**What is needed**:
Give the number of lines in this listing that contain the word "Burned", and nothing else.

○ ○ ○ ○

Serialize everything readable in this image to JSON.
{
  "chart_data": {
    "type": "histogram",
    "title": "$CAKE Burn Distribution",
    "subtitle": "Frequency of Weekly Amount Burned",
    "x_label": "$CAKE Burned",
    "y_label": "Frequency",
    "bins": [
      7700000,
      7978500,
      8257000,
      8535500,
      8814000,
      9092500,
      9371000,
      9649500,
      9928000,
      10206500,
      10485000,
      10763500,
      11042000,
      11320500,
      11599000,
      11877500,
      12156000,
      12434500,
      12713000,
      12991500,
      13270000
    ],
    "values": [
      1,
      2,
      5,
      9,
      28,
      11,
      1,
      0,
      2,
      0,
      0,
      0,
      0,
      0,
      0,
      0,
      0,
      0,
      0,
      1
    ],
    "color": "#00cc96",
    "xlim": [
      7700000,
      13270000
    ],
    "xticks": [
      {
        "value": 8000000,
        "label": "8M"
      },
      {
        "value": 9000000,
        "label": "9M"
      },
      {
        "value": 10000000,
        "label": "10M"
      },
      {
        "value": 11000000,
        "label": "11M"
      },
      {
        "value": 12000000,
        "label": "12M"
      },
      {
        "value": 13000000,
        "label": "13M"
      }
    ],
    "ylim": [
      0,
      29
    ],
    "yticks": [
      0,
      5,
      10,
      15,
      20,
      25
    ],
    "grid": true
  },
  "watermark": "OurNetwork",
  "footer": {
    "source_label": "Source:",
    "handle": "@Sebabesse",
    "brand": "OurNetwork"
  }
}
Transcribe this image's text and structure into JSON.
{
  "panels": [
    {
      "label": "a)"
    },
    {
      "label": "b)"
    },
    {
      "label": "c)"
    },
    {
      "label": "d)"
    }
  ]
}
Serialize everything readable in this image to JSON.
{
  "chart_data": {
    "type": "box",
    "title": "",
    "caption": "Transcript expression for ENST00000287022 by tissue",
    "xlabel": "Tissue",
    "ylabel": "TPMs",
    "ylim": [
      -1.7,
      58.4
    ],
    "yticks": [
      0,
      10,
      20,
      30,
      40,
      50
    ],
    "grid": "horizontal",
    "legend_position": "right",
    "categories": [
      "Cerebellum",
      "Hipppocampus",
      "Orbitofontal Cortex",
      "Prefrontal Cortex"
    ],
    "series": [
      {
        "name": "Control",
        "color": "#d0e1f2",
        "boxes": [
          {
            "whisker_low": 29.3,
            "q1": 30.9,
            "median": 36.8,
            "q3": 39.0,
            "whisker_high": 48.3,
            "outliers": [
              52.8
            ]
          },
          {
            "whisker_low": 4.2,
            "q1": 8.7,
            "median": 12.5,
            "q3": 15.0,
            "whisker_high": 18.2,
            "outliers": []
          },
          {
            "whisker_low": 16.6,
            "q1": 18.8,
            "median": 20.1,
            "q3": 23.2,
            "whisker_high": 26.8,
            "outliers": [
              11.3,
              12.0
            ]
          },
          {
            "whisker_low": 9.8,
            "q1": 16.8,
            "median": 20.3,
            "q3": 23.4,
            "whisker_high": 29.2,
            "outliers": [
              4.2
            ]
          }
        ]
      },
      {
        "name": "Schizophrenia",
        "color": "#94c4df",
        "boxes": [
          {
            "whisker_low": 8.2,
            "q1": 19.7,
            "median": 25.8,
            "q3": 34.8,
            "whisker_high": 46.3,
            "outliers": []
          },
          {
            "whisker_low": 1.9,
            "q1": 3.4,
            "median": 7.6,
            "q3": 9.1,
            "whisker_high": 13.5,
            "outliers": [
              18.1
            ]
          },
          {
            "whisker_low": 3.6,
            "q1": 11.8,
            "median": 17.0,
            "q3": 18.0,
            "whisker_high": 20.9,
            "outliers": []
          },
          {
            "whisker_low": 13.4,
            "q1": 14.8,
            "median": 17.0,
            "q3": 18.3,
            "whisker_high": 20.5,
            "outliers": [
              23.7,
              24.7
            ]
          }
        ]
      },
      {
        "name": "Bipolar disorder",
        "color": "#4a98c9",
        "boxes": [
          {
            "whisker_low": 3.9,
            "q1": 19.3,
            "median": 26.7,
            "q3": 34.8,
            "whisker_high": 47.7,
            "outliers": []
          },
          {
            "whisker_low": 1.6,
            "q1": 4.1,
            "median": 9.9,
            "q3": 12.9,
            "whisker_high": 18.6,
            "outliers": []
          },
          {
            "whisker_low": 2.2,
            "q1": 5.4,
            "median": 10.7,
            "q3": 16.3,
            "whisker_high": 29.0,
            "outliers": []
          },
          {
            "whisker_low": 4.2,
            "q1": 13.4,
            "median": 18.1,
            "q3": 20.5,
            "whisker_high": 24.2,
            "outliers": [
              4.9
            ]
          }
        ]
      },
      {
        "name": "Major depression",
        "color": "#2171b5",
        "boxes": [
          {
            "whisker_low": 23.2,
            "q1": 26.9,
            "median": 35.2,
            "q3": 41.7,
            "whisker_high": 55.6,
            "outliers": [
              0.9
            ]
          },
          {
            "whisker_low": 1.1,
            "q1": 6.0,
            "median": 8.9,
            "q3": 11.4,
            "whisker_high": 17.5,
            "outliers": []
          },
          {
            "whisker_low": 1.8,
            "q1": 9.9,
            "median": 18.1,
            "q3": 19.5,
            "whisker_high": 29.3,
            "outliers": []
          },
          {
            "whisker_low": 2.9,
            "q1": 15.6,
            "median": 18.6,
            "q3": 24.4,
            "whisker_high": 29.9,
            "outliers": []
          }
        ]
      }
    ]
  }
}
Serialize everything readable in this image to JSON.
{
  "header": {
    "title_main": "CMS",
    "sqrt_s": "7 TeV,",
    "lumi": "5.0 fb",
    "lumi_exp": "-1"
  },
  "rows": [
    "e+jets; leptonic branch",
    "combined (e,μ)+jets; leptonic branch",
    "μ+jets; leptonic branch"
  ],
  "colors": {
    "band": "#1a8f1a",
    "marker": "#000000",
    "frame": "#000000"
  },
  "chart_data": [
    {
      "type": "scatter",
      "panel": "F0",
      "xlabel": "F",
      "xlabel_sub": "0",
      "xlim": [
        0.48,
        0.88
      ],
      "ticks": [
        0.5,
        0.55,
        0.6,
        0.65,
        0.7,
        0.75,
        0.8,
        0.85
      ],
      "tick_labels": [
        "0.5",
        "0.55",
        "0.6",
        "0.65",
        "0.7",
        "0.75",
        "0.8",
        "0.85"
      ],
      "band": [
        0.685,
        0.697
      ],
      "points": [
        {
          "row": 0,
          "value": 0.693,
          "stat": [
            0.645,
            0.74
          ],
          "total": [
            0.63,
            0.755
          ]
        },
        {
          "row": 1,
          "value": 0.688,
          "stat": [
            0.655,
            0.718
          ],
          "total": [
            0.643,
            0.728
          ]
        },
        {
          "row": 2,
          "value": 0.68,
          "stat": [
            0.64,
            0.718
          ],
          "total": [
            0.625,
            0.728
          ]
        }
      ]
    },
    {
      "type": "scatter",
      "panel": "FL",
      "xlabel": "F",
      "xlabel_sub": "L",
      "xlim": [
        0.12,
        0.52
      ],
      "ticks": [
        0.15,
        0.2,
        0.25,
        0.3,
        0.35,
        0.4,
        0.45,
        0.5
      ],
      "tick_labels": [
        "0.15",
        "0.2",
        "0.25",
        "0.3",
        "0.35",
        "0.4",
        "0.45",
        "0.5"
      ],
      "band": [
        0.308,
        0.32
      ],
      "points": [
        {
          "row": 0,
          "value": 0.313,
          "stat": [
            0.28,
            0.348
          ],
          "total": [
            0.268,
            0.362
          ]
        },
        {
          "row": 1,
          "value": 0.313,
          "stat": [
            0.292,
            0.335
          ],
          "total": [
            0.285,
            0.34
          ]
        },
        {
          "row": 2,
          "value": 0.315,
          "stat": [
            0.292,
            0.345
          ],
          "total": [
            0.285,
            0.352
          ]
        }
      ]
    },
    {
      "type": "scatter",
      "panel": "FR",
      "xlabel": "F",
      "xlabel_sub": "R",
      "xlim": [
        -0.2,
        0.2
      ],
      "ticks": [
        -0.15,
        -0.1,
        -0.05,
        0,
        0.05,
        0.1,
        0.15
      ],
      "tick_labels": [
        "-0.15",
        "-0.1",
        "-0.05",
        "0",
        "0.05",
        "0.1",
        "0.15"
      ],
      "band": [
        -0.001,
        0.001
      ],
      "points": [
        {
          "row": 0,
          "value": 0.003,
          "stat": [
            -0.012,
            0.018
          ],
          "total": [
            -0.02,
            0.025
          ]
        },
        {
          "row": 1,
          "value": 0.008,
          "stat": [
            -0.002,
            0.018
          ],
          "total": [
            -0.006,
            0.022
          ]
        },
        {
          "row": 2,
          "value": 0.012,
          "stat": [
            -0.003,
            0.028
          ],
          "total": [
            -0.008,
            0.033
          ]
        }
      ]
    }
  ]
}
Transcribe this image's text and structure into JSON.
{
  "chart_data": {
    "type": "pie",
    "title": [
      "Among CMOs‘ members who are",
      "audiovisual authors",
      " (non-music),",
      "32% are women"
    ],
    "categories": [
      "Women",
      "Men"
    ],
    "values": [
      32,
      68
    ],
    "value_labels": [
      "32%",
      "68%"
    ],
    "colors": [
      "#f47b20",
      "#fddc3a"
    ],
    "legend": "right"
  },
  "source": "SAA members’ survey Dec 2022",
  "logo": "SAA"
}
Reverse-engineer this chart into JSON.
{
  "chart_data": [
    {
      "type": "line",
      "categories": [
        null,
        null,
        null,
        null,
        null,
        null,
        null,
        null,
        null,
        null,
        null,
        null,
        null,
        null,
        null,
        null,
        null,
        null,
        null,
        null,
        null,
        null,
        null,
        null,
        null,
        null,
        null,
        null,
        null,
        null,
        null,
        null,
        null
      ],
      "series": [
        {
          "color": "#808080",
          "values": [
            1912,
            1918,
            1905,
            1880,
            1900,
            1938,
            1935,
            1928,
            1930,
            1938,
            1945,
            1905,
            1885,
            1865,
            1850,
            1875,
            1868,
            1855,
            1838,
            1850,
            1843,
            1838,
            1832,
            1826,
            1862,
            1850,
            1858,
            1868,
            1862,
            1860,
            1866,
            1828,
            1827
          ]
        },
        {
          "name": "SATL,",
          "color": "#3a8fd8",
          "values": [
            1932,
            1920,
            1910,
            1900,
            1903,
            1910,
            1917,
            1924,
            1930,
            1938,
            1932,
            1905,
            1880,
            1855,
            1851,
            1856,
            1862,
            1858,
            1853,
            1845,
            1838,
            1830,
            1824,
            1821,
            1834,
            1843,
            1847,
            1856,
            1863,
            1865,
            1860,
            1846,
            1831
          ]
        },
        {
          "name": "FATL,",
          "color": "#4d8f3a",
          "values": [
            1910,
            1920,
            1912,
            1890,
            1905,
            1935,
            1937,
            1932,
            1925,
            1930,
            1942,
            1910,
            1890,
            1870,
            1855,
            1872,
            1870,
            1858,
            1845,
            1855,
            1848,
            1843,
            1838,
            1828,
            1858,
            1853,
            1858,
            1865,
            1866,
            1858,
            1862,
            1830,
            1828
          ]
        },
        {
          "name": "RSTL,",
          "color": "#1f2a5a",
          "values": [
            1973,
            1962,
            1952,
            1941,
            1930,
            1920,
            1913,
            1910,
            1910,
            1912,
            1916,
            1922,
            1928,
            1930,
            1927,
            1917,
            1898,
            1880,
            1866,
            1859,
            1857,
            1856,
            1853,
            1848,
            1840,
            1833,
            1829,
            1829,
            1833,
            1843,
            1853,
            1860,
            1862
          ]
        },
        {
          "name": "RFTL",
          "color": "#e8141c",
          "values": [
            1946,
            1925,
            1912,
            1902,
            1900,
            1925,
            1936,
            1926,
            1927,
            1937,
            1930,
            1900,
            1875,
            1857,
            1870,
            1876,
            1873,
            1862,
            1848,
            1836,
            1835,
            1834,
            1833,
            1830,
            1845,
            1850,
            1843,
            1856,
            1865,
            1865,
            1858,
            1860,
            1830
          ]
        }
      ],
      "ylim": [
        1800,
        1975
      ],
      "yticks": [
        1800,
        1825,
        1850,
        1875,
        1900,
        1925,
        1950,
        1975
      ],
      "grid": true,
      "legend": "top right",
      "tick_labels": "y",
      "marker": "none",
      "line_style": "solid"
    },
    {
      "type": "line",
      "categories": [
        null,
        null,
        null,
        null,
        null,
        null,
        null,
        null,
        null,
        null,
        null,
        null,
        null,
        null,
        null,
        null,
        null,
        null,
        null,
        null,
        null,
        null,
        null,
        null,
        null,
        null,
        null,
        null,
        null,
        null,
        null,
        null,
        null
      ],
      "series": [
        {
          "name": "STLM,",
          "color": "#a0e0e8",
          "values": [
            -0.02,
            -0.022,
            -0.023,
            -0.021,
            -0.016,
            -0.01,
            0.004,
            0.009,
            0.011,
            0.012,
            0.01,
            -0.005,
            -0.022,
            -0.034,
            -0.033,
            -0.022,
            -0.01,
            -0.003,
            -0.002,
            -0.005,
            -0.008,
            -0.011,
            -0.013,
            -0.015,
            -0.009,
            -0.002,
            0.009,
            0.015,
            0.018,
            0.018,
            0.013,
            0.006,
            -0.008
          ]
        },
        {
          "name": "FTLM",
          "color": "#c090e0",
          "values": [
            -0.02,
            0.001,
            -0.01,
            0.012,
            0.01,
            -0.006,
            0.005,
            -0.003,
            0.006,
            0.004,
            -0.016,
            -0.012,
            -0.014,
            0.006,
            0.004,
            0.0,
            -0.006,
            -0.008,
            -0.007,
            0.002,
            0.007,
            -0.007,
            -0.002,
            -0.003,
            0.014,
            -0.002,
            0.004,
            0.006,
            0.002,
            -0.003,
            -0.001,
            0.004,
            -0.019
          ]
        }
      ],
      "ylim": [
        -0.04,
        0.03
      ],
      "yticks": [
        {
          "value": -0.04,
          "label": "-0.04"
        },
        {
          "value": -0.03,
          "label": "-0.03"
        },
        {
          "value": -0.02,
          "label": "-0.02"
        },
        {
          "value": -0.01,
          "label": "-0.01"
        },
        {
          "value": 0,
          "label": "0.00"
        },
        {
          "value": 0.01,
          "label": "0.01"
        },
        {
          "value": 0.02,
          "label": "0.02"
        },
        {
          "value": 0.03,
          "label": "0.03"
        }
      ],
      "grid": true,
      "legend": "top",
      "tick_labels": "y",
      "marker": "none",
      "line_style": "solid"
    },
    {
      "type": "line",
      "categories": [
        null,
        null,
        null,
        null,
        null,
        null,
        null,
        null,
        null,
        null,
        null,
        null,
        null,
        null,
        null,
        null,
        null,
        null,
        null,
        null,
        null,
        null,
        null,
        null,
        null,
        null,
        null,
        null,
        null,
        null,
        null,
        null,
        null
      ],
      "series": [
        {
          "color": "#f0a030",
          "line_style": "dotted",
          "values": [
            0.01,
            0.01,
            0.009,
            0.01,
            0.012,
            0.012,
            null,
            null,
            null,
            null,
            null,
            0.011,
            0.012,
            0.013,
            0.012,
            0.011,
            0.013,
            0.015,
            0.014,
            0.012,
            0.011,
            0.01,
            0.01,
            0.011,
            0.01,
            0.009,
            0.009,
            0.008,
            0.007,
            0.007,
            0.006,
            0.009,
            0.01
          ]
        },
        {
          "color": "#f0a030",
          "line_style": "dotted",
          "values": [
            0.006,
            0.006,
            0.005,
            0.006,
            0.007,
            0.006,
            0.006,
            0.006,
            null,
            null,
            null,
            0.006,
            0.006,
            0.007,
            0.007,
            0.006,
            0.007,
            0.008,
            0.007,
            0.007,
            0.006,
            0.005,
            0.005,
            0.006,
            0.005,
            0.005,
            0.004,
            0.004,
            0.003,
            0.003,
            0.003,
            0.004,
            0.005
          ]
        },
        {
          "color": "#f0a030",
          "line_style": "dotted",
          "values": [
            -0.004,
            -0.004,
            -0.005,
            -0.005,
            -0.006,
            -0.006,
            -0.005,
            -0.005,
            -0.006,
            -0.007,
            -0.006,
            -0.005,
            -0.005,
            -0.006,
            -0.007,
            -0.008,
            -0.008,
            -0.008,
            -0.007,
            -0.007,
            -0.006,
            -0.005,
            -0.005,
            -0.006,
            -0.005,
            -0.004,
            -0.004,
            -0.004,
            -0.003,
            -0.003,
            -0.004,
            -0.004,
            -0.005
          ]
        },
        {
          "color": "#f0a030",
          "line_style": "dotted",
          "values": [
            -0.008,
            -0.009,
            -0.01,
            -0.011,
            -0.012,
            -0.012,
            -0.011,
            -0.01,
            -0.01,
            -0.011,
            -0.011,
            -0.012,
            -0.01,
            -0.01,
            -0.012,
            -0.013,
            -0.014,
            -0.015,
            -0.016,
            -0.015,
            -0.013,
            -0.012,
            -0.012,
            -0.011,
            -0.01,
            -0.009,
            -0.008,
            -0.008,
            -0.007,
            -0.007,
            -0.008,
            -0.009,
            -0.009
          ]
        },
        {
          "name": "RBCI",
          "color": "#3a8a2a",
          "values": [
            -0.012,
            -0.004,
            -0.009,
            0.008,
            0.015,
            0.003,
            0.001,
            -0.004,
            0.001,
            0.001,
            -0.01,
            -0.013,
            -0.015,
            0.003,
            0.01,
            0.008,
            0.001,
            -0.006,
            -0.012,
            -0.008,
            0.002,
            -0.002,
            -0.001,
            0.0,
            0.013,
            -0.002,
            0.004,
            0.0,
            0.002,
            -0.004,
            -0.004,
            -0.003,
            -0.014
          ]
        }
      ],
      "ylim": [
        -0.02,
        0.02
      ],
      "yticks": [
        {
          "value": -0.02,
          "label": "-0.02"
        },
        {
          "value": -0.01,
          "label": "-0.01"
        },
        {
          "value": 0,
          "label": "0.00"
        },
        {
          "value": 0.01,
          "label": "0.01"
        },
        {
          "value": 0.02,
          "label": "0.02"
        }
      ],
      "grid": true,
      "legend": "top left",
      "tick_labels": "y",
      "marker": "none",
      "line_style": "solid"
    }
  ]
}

○ ○ ○ ○

**The result**:
2